| Exercise input |
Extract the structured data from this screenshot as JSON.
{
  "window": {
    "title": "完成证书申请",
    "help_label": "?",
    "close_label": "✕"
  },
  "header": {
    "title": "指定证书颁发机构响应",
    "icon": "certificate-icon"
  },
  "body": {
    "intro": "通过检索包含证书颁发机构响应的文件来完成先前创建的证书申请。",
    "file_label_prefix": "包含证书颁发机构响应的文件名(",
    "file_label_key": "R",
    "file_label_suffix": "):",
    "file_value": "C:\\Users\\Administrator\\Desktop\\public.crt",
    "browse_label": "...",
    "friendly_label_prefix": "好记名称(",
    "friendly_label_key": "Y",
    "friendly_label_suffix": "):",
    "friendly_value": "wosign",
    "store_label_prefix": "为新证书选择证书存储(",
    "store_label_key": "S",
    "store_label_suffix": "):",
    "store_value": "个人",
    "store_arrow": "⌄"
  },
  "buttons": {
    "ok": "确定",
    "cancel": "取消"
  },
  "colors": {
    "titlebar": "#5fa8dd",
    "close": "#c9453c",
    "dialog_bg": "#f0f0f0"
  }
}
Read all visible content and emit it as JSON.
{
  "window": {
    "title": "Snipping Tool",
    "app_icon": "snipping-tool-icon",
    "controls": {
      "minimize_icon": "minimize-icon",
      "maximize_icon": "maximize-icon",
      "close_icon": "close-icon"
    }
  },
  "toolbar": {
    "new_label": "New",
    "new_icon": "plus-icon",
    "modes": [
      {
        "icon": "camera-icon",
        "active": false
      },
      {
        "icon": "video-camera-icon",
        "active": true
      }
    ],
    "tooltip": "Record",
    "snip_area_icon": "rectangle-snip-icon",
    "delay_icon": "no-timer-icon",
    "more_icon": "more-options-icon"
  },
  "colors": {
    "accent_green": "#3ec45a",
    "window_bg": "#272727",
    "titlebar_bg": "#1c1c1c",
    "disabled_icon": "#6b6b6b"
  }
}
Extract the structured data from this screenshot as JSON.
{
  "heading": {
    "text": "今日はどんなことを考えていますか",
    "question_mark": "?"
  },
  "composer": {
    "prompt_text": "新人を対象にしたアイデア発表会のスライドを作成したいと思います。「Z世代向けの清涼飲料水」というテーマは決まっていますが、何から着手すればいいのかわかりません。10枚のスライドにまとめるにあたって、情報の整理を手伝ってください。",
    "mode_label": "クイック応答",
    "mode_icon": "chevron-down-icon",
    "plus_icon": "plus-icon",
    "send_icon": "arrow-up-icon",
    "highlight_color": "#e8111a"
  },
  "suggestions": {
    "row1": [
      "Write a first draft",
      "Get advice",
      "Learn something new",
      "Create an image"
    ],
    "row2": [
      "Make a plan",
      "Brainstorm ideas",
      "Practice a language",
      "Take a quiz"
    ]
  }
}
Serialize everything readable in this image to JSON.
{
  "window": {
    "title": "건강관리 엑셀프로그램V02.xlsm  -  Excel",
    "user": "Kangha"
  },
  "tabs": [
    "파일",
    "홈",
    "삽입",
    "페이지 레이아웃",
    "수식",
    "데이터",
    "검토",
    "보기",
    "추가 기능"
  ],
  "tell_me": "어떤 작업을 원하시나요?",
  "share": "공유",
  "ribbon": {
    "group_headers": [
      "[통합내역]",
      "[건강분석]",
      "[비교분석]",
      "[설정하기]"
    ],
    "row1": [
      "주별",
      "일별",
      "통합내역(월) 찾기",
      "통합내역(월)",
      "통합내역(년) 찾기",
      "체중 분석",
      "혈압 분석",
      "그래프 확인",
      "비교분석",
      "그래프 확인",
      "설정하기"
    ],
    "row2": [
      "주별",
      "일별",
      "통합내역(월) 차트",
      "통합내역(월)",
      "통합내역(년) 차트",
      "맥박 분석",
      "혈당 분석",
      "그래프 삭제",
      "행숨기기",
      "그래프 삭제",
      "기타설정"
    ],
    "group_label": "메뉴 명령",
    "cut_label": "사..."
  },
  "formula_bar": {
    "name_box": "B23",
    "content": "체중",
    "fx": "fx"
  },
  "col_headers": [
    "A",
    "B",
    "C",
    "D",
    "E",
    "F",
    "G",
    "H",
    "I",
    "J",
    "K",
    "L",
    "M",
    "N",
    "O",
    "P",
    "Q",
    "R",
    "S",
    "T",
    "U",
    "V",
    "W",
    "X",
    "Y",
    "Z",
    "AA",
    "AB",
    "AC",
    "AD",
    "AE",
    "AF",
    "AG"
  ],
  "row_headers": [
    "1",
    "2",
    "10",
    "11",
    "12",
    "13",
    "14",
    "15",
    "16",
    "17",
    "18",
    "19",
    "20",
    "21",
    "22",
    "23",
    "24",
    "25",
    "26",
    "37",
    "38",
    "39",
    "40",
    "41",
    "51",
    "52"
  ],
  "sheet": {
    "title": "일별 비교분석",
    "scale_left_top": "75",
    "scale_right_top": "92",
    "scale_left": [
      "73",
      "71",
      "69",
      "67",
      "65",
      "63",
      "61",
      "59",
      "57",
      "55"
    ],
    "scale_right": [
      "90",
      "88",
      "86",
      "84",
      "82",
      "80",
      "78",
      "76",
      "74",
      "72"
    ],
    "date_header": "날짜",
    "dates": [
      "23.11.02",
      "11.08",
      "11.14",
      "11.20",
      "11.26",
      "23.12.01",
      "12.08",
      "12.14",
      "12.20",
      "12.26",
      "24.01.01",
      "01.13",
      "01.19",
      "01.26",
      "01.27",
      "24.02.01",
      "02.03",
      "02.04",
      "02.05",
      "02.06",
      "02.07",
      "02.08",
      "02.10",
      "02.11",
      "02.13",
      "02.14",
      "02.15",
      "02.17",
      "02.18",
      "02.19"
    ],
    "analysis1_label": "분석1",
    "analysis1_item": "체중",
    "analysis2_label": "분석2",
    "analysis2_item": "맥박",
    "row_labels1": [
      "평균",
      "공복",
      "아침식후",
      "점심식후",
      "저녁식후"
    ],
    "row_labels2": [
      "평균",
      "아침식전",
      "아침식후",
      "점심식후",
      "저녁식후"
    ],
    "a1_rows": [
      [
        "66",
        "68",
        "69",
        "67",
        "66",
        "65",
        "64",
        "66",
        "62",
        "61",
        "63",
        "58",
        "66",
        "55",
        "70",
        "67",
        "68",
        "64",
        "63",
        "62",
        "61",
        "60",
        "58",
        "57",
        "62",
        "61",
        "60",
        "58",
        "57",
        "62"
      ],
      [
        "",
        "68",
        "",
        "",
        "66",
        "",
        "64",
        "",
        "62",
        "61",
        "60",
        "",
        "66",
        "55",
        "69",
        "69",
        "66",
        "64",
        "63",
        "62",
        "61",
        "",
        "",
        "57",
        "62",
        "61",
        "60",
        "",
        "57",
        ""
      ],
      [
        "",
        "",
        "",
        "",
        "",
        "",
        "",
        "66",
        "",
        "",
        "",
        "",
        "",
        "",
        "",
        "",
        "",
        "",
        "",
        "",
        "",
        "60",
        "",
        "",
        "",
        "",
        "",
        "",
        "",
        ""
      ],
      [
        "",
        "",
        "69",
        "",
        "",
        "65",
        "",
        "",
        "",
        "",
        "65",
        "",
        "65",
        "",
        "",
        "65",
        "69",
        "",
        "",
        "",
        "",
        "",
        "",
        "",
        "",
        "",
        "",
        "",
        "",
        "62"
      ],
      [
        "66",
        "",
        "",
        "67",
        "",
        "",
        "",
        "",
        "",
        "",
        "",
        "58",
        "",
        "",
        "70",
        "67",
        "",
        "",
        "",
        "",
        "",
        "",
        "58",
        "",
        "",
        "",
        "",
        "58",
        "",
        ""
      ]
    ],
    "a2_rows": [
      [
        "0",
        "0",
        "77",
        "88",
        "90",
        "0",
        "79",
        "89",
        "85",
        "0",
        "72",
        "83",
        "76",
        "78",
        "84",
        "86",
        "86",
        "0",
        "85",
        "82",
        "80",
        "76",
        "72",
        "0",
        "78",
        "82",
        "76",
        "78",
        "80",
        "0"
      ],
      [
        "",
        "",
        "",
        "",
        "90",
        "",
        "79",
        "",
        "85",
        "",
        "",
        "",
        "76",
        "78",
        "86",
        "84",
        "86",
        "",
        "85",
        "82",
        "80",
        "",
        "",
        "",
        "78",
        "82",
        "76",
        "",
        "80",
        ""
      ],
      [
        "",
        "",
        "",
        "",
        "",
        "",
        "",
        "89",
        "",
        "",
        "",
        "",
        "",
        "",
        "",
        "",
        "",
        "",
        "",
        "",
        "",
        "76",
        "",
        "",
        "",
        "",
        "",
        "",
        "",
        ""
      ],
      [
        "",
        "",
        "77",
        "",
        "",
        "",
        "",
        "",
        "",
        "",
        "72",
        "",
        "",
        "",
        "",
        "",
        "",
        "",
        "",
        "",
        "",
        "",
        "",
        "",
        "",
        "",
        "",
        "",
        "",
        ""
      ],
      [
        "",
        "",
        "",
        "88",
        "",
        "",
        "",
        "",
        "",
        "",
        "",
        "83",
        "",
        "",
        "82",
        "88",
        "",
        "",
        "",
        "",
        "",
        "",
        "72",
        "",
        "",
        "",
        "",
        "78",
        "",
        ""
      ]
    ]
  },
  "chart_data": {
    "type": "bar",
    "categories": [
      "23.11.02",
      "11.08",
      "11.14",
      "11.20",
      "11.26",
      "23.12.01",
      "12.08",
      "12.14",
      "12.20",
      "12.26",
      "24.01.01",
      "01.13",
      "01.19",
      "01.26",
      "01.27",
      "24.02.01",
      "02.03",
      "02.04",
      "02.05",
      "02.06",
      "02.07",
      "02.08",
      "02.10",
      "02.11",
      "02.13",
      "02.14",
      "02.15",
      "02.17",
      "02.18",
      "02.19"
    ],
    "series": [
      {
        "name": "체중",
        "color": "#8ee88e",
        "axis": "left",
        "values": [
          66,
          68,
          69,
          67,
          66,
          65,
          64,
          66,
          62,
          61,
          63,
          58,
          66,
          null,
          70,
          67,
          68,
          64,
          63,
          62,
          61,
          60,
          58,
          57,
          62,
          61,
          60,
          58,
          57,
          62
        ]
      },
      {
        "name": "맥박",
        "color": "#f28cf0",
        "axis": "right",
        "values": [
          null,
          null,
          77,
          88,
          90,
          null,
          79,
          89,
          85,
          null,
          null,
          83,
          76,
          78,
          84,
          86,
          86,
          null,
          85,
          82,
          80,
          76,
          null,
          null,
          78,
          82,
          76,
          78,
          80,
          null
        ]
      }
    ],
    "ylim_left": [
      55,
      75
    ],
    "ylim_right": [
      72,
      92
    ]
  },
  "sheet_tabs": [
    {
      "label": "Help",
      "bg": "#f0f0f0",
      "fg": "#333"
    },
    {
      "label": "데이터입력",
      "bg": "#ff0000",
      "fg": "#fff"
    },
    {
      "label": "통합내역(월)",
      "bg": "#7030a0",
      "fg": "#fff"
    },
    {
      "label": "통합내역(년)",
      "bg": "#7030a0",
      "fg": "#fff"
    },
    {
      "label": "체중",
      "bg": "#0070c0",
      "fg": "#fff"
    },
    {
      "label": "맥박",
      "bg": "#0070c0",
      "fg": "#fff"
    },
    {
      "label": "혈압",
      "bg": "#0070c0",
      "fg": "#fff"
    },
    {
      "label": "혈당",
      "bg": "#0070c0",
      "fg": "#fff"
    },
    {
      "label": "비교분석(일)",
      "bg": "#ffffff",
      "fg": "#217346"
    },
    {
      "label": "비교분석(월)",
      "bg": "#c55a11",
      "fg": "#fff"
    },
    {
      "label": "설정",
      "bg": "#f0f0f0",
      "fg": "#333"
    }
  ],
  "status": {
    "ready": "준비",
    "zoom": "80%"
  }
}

| Exercise |
What is the number of lines in the data that hold the string "image"? Answer with the number only.

| Written reply |
2